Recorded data
- - -

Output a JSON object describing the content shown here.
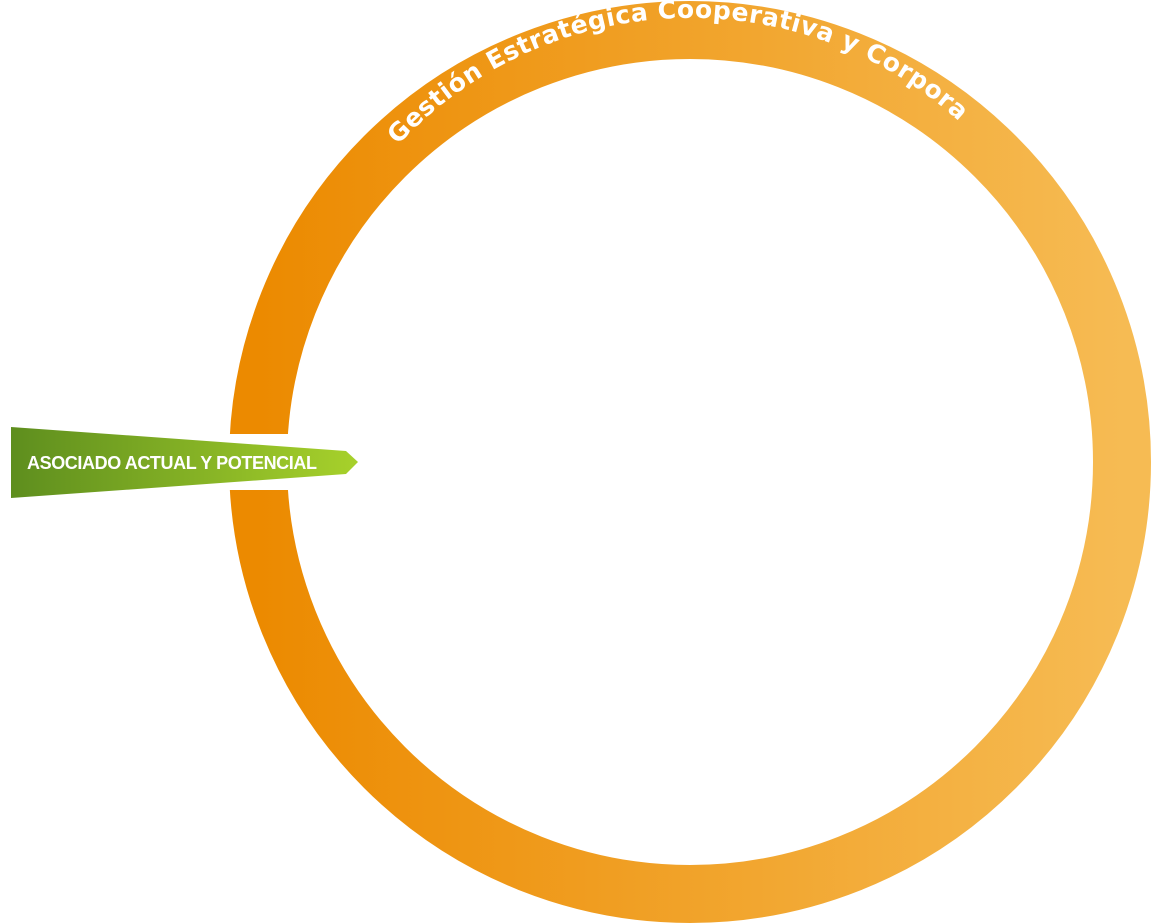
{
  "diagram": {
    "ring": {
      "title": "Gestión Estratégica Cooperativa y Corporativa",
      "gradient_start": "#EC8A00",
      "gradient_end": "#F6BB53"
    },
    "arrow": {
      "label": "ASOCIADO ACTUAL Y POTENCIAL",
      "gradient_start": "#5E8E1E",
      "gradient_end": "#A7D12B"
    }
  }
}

- - -

▶ Directive
Your task is to set down the records shown above exactly, minus any pictures.

▶ Result of this task
Output a JSON object describing the content shown here.
{
  "diagram": {
    "ring": {
      "title": "Gestión Estratégica Cooperativa y Corporativa",
      "gradient_start": "#EC8A00",
      "gradient_end": "#F6BB53"
    },
    "arrow": {
      "label": "ASOCIADO ACTUAL Y POTENCIAL",
      "gradient_start": "#5E8E1E",
      "gradient_end": "#A7D12B"
    }
  }
}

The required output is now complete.